-------- RECORDS TO USE --------

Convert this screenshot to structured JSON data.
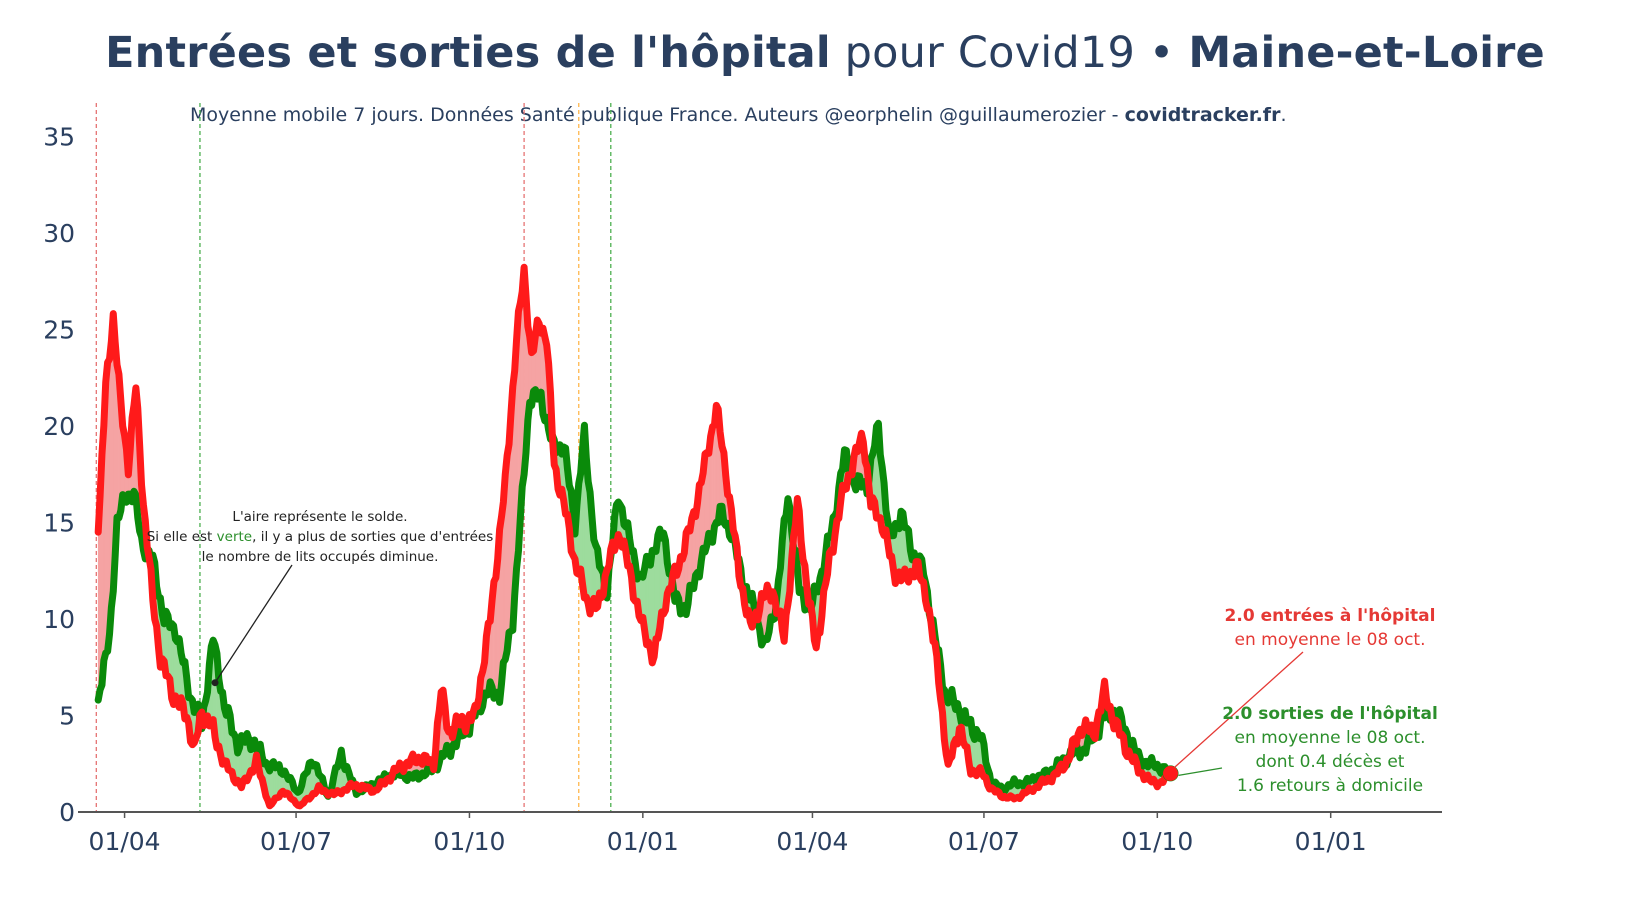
{
  "title": {
    "part1": "Entrées et sorties de l'hôpital",
    "part2": " pour Covid19 • ",
    "part3": "Maine-et-Loire"
  },
  "subtitle": {
    "text": "Moyenne mobile 7 jours. Données Santé publique France. Auteurs @eorphelin @guillaumerozier - ",
    "site": "covidtracker.fr",
    "end": "."
  },
  "note": {
    "line1": "L'aire représente le solde.",
    "line2_before": "Si elle est ",
    "line2_green": "verte",
    "line2_after": ", il y a plus de sorties que d'entrées",
    "line3": "le nombre de lits occupés diminue."
  },
  "annotation_entries": {
    "title": "2.0 entrées à l'hôpital",
    "line2": "en moyenne le 08 oct."
  },
  "annotation_exits": {
    "title": "2.0 sorties de l'hôpital",
    "line2": "en moyenne le 08 oct.",
    "line3": "dont 0.4 décès et",
    "line4": "1.6 retours à domicile"
  },
  "colors": {
    "entries": "#ff1a1a",
    "exits": "#0a8a0a",
    "fill_red": "#f5a3a3",
    "fill_green": "#9ddc9d",
    "text": "#2a3f5f"
  },
  "chart_data": {
    "type": "line",
    "x_start": "2020-03-18",
    "x_end": "2021-10-08",
    "x_tick_labels": [
      "01/04",
      "01/07",
      "01/10",
      "01/01",
      "01/04",
      "01/07",
      "01/10",
      "01/01"
    ],
    "x_tick_dates": [
      "2020-04-01",
      "2020-07-01",
      "2020-10-01",
      "2021-01-01",
      "2021-04-01",
      "2021-07-01",
      "2021-10-01",
      "2022-01-01"
    ],
    "xlim": [
      "2020-03-11",
      "2022-02-28"
    ],
    "ylim": [
      0,
      37
    ],
    "y_ticks": [
      0,
      5,
      10,
      15,
      20,
      25,
      30,
      35
    ],
    "series": [
      {
        "color": "#ff1a1a",
        "knots": [
          [
            "2020-03-18",
            14.5
          ],
          [
            "2020-03-22",
            22
          ],
          [
            "2020-03-26",
            25.7
          ],
          [
            "2020-03-30",
            21
          ],
          [
            "2020-04-03",
            18
          ],
          [
            "2020-04-07",
            22
          ],
          [
            "2020-04-11",
            16
          ],
          [
            "2020-04-16",
            11
          ],
          [
            "2020-04-20",
            8
          ],
          [
            "2020-04-27",
            6
          ],
          [
            "2020-05-04",
            5
          ],
          [
            "2020-05-08",
            3.2
          ],
          [
            "2020-05-12",
            5.2
          ],
          [
            "2020-05-17",
            4.5
          ],
          [
            "2020-05-24",
            2.5
          ],
          [
            "2020-06-02",
            1.3
          ],
          [
            "2020-06-10",
            2.6
          ],
          [
            "2020-06-17",
            0.3
          ],
          [
            "2020-06-24",
            1.1
          ],
          [
            "2020-07-03",
            0.3
          ],
          [
            "2020-07-13",
            1.2
          ],
          [
            "2020-07-21",
            0.9
          ],
          [
            "2020-08-01",
            1.4
          ],
          [
            "2020-08-12",
            1.1
          ],
          [
            "2020-08-26",
            2.4
          ],
          [
            "2020-09-05",
            2.8
          ],
          [
            "2020-09-12",
            2.5
          ],
          [
            "2020-09-16",
            6.3
          ],
          [
            "2020-09-20",
            4.2
          ],
          [
            "2020-09-28",
            4.7
          ],
          [
            "2020-10-04",
            5
          ],
          [
            "2020-10-12",
            10
          ],
          [
            "2020-10-20",
            17
          ],
          [
            "2020-10-26",
            24.5
          ],
          [
            "2020-10-30",
            28
          ],
          [
            "2020-11-03",
            23.5
          ],
          [
            "2020-11-07",
            25.5
          ],
          [
            "2020-11-11",
            24.5
          ],
          [
            "2020-11-15",
            18
          ],
          [
            "2020-11-20",
            16
          ],
          [
            "2020-11-26",
            13
          ],
          [
            "2020-12-02",
            11
          ],
          [
            "2020-12-08",
            10.5
          ],
          [
            "2020-12-14",
            13
          ],
          [
            "2020-12-20",
            14.5
          ],
          [
            "2020-12-26",
            12
          ],
          [
            "2021-01-01",
            9.5
          ],
          [
            "2021-01-07",
            8
          ],
          [
            "2021-01-13",
            11
          ],
          [
            "2021-01-19",
            12.5
          ],
          [
            "2021-01-27",
            15
          ],
          [
            "2021-02-03",
            18
          ],
          [
            "2021-02-09",
            21
          ],
          [
            "2021-02-15",
            17
          ],
          [
            "2021-02-21",
            12.5
          ],
          [
            "2021-02-27",
            9.5
          ],
          [
            "2021-03-05",
            11
          ],
          [
            "2021-03-11",
            11.5
          ],
          [
            "2021-03-17",
            9
          ],
          [
            "2021-03-24",
            16
          ],
          [
            "2021-03-30",
            11
          ],
          [
            "2021-04-03",
            8.5
          ],
          [
            "2021-04-10",
            13
          ],
          [
            "2021-04-16",
            16
          ],
          [
            "2021-04-22",
            18
          ],
          [
            "2021-04-28",
            19.5
          ],
          [
            "2021-05-02",
            16
          ],
          [
            "2021-05-08",
            15
          ],
          [
            "2021-05-14",
            12.5
          ],
          [
            "2021-05-20",
            12
          ],
          [
            "2021-05-26",
            12.8
          ],
          [
            "2021-06-01",
            11
          ],
          [
            "2021-06-07",
            7
          ],
          [
            "2021-06-12",
            2.2
          ],
          [
            "2021-06-18",
            4.5
          ],
          [
            "2021-06-24",
            2.2
          ],
          [
            "2021-06-30",
            2
          ],
          [
            "2021-07-05",
            1.2
          ],
          [
            "2021-07-11",
            0.8
          ],
          [
            "2021-07-18",
            0.7
          ],
          [
            "2021-07-25",
            1.1
          ],
          [
            "2021-08-01",
            1.5
          ],
          [
            "2021-08-08",
            1.9
          ],
          [
            "2021-08-15",
            2.8
          ],
          [
            "2021-08-22",
            4.5
          ],
          [
            "2021-08-28",
            4
          ],
          [
            "2021-09-03",
            6.2
          ],
          [
            "2021-09-09",
            4.5
          ],
          [
            "2021-09-15",
            3.2
          ],
          [
            "2021-09-21",
            2.2
          ],
          [
            "2021-09-27",
            1.6
          ],
          [
            "2021-10-03",
            1.5
          ],
          [
            "2021-10-08",
            2.0
          ]
        ]
      },
      {
        "color": "#0a8a0a",
        "knots": [
          [
            "2020-03-18",
            5.8
          ],
          [
            "2020-03-24",
            9
          ],
          [
            "2020-03-28",
            15
          ],
          [
            "2020-04-02",
            16.5
          ],
          [
            "2020-04-06",
            16.5
          ],
          [
            "2020-04-10",
            14
          ],
          [
            "2020-04-16",
            13
          ],
          [
            "2020-04-22",
            10
          ],
          [
            "2020-04-28",
            9.5
          ],
          [
            "2020-05-06",
            6
          ],
          [
            "2020-05-12",
            4.5
          ],
          [
            "2020-05-18",
            9
          ],
          [
            "2020-05-24",
            5.5
          ],
          [
            "2020-05-31",
            3.5
          ],
          [
            "2020-06-08",
            3.8
          ],
          [
            "2020-06-15",
            2.5
          ],
          [
            "2020-06-24",
            2.2
          ],
          [
            "2020-07-02",
            1
          ],
          [
            "2020-07-10",
            2.8
          ],
          [
            "2020-07-18",
            0.8
          ],
          [
            "2020-07-25",
            3
          ],
          [
            "2020-08-02",
            1
          ],
          [
            "2020-08-12",
            1.5
          ],
          [
            "2020-08-22",
            2
          ],
          [
            "2020-09-01",
            1.8
          ],
          [
            "2020-09-10",
            2.1
          ],
          [
            "2020-09-20",
            3.2
          ],
          [
            "2020-10-01",
            4.5
          ],
          [
            "2020-10-10",
            6.2
          ],
          [
            "2020-10-17",
            6.2
          ],
          [
            "2020-10-24",
            10
          ],
          [
            "2020-10-28",
            15
          ],
          [
            "2020-11-02",
            21.5
          ],
          [
            "2020-11-08",
            21.5
          ],
          [
            "2020-11-14",
            19
          ],
          [
            "2020-11-20",
            19
          ],
          [
            "2020-11-26",
            15
          ],
          [
            "2020-12-01",
            19.5
          ],
          [
            "2020-12-07",
            13.5
          ],
          [
            "2020-12-13",
            11.5
          ],
          [
            "2020-12-19",
            16.5
          ],
          [
            "2020-12-25",
            14
          ],
          [
            "2020-12-31",
            12
          ],
          [
            "2021-01-06",
            13.5
          ],
          [
            "2021-01-12",
            14.5
          ],
          [
            "2021-01-18",
            11
          ],
          [
            "2021-01-24",
            10.5
          ],
          [
            "2021-01-30",
            12.5
          ],
          [
            "2021-02-05",
            14
          ],
          [
            "2021-02-11",
            15.5
          ],
          [
            "2021-02-17",
            14.5
          ],
          [
            "2021-02-23",
            12
          ],
          [
            "2021-03-01",
            10.5
          ],
          [
            "2021-03-07",
            8.5
          ],
          [
            "2021-03-13",
            11
          ],
          [
            "2021-03-19",
            16.5
          ],
          [
            "2021-03-25",
            11.5
          ],
          [
            "2021-03-31",
            10.5
          ],
          [
            "2021-04-06",
            12.5
          ],
          [
            "2021-04-12",
            15
          ],
          [
            "2021-04-18",
            18.5
          ],
          [
            "2021-04-24",
            17
          ],
          [
            "2021-04-30",
            17
          ],
          [
            "2021-05-06",
            20
          ],
          [
            "2021-05-12",
            14
          ],
          [
            "2021-05-18",
            15.5
          ],
          [
            "2021-05-24",
            13.5
          ],
          [
            "2021-05-30",
            12.5
          ],
          [
            "2021-06-05",
            9
          ],
          [
            "2021-06-11",
            6
          ],
          [
            "2021-06-17",
            5.5
          ],
          [
            "2021-06-23",
            4.5
          ],
          [
            "2021-06-29",
            4
          ],
          [
            "2021-07-05",
            1.5
          ],
          [
            "2021-07-11",
            1.2
          ],
          [
            "2021-07-17",
            1.5
          ],
          [
            "2021-07-23",
            1.5
          ],
          [
            "2021-07-29",
            1.8
          ],
          [
            "2021-08-04",
            2
          ],
          [
            "2021-08-10",
            2.5
          ],
          [
            "2021-08-16",
            3
          ],
          [
            "2021-08-22",
            3.2
          ],
          [
            "2021-08-28",
            3.8
          ],
          [
            "2021-09-03",
            5
          ],
          [
            "2021-09-09",
            5.2
          ],
          [
            "2021-09-15",
            4
          ],
          [
            "2021-09-21",
            2.8
          ],
          [
            "2021-09-27",
            2.5
          ],
          [
            "2021-10-03",
            2.3
          ],
          [
            "2021-10-08",
            2.0
          ]
        ]
      }
    ],
    "vertical_lines": [
      {
        "date": "2020-03-17",
        "color": "#e57373"
      },
      {
        "date": "2020-05-11",
        "color": "#4caf50"
      },
      {
        "date": "2020-10-30",
        "color": "#e57373"
      },
      {
        "date": "2020-11-28",
        "color": "#ffb74d"
      },
      {
        "date": "2020-12-15",
        "color": "#4caf50"
      }
    ],
    "last_point": {
      "date": "2021-10-08",
      "value": 2.0
    }
  }
}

--------

* WHAT THE EXERCISE ASKS: Copy all lines of the listing above that contain the string "sorties".

* THE ANSWER:
    "part1": "Entrées et sorties de l'hôpital",
    "line2_after": ", il y a plus de sorties que d'entrées",
    "title": "2.0 sorties de l'hôpital",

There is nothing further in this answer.